Problem details>
Write out the records below once more, exactly as they stand.

Supplied records>
_ _ _ _ _

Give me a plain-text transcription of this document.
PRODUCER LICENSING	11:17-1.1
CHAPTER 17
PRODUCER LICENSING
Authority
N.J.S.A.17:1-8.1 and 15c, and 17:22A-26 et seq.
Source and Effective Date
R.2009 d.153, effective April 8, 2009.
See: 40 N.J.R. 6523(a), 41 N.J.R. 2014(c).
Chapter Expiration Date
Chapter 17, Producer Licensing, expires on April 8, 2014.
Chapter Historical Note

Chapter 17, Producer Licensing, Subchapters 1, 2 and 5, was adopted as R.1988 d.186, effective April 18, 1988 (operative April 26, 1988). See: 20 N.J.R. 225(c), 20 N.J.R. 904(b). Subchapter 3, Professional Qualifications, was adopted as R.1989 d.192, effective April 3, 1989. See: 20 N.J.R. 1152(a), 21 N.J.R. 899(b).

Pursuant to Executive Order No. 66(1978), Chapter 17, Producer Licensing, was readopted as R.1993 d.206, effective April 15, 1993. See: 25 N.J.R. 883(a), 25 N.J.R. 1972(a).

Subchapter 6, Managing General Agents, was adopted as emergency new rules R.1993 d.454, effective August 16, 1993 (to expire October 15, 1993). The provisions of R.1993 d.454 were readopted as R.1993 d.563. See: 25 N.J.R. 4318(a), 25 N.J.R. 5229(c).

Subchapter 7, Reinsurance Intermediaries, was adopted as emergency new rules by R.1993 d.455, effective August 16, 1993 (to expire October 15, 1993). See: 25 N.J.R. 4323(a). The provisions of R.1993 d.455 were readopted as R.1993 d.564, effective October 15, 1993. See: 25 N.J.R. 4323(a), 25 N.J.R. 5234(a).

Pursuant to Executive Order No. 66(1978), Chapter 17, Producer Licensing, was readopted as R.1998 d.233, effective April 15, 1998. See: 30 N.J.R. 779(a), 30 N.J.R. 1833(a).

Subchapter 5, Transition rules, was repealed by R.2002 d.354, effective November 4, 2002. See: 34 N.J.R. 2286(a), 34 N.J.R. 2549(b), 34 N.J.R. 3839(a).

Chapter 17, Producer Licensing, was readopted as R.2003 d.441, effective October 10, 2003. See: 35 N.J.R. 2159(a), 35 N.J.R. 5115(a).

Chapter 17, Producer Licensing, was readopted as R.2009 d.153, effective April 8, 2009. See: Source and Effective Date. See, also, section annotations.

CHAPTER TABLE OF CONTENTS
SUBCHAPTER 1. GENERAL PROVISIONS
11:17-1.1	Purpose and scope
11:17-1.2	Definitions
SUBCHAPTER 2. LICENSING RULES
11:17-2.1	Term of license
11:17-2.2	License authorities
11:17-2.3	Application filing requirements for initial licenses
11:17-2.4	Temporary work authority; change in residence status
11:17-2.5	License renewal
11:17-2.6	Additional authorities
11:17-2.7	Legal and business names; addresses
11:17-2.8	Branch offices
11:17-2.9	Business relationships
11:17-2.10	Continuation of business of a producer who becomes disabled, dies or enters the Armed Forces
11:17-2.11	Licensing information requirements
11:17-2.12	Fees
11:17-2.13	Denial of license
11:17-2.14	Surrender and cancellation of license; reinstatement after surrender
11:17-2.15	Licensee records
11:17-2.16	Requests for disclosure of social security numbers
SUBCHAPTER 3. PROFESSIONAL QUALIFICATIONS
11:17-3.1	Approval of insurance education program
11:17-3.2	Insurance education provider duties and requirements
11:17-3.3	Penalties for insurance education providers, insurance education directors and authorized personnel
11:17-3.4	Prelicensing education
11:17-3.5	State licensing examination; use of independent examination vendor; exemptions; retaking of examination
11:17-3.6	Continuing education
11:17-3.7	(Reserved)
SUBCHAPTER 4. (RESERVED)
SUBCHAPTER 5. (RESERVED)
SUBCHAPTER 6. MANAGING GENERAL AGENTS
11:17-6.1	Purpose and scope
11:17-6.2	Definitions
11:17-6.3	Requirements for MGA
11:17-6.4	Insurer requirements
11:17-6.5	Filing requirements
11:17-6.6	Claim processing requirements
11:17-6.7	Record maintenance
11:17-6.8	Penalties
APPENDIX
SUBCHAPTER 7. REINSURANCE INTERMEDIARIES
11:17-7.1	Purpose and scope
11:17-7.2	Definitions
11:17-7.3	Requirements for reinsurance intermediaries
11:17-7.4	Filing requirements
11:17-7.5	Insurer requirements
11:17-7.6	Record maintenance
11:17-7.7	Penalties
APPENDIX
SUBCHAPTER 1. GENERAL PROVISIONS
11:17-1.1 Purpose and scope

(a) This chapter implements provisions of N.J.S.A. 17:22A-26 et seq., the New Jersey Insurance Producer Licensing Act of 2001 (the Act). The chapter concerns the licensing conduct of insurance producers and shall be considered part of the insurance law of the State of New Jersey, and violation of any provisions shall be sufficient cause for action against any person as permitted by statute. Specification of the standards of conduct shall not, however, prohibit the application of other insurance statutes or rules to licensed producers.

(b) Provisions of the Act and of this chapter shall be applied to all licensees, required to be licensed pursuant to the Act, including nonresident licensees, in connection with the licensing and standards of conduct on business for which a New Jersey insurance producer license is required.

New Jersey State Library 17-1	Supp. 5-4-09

_ _ _ _ _

Worked answer>
Give me a plain-text transcription of this document.
PRODUCER LICENSING	11:17-1.1
CHAPTER 17
PRODUCER LICENSING
Authority
N.J.S.A.17:1-8.1 and 15c, and 17:22A-26 et seq.
Source and Effective Date
R.2009 d.153, effective April 8, 2009.
See: 40 N.J.R. 6523(a), 41 N.J.R. 2014(c).
Chapter Expiration Date
Chapter 17, Producer Licensing, expires on April 8, 2014.
Chapter Historical Note

Chapter 17, Producer Licensing, Subchapters 1, 2 and 5, was adopted as R.1988 d.186, effective April 18, 1988 (operative April 26, 1988). See: 20 N.J.R. 225(c), 20 N.J.R. 904(b). Subchapter 3, Professional Qualifications, was adopted as R.1989 d.192, effective April 3, 1989. See: 20 N.J.R. 1152(a), 21 N.J.R. 899(b).

Pursuant to Executive Order No. 66(1978), Chapter 17, Producer Licensing, was readopted as R.1993 d.206, effective April 15, 1993. See: 25 N.J.R. 883(a), 25 N.J.R. 1972(a).

Subchapter 6, Managing General Agents, was adopted as emergency new rules R.1993 d.454, effective August 16, 1993 (to expire October 15, 1993). The provisions of R.1993 d.454 were readopted as R.1993 d.563. See: 25 N.J.R. 4318(a), 25 N.J.R. 5229(c).

Subchapter 7, Reinsurance Intermediaries, was adopted as emergency new rules by R.1993 d.455, effective August 16, 1993 (to expire October 15, 1993). See: 25 N.J.R. 4323(a). The provisions of R.1993 d.455 were readopted as R.1993 d.564, effective October 15, 1993. See: 25 N.J.R. 4323(a), 25 N.J.R. 5234(a).

Pursuant to Executive Order No. 66(1978), Chapter 17, Producer Licensing, was readopted as R.1998 d.233, effective April 15, 1998. See: 30 N.J.R. 779(a), 30 N.J.R. 1833(a).

Subchapter 5, Transition rules, was repealed by R.2002 d.354, effective November 4, 2002. See: 34 N.J.R. 2286(a), 34 N.J.R. 2549(b), 34 N.J.R. 3839(a).

Chapter 17, Producer Licensing, was readopted as R.2003 d.441, effective October 10, 2003. See: 35 N.J.R. 2159(a), 35 N.J.R. 5115(a).

Chapter 17, Producer Licensing, was readopted as R.2009 d.153, effective April 8, 2009. See: Source and Effective Date. See, also, section annotations.

CHAPTER TABLE OF CONTENTS
SUBCHAPTER 1. GENERAL PROVISIONS
11:17-1.1	Purpose and scope
11:17-1.2	Definitions
SUBCHAPTER 2. LICENSING RULES
11:17-2.1	Term of license
11:17-2.2	License authorities
11:17-2.3	Application filing requirements for initial licenses
11:17-2.4	Temporary work authority; change in residence status
11:17-2.5	License renewal
11:17-2.6	Additional authorities
11:17-2.7	Legal and business names; addresses
11:17-2.8	Branch offices
11:17-2.9	Business relationships
11:17-2.10	Continuation of business of a producer who becomes disabled, dies or enters the Armed Forces
11:17-2.11	Licensing information requirements
11:17-2.12	Fees
11:17-2.13	Denial of license
11:17-2.14	Surrender and cancellation of license; reinstatement after surrender
11:17-2.15	Licensee records
11:17-2.16	Requests for disclosure of social security numbers
SUBCHAPTER 3. PROFESSIONAL QUALIFICATIONS
11:17-3.1	Approval of insurance education program
11:17-3.2	Insurance education provider duties and requirements
11:17-3.3	Penalties for insurance education providers, insurance education directors and authorized personnel
11:17-3.4	Prelicensing education
11:17-3.5	State licensing examination; use of independent examination vendor; exemptions; retaking of examination
11:17-3.6	Continuing education
11:17-3.7	(Reserved)
SUBCHAPTER 4. (RESERVED)
SUBCHAPTER 5. (RESERVED)
SUBCHAPTER 6. MANAGING GENERAL AGENTS
11:17-6.1	Purpose and scope
11:17-6.2	Definitions
11:17-6.3	Requirements for MGA
11:17-6.4	Insurer requirements
11:17-6.5	Filing requirements
11:17-6.6	Claim processing requirements
11:17-6.7	Record maintenance
11:17-6.8	Penalties
APPENDIX
SUBCHAPTER 7. REINSURANCE INTERMEDIARIES
11:17-7.1	Purpose and scope
11:17-7.2	Definitions
11:17-7.3	Requirements for reinsurance intermediaries
11:17-7.4	Filing requirements
11:17-7.5	Insurer requirements
11:17-7.6	Record maintenance
11:17-7.7	Penalties
APPENDIX
SUBCHAPTER 1. GENERAL PROVISIONS
11:17-1.1 Purpose and scope

(a) This chapter implements provisions of N.J.S.A. 17:22A-26 et seq., the New Jersey Insurance Producer Licensing Act of 2001 (the Act). The chapter concerns the licensing conduct of insurance producers and shall be considered part of the insurance law of the State of New Jersey, and violation of any provisions shall be sufficient cause for action against any person as permitted by statute. Specification of the standards of conduct shall not, however, prohibit the application of other insurance statutes or rules to licensed producers.

(b) Provisions of the Act and of this chapter shall be applied to all licensees, required to be licensed pursuant to the Act, including nonresident licensees, in connection with the licensing and standards of conduct on business for which a New Jersey insurance producer license is required.

New Jersey State Library 17-1	Supp. 5-4-09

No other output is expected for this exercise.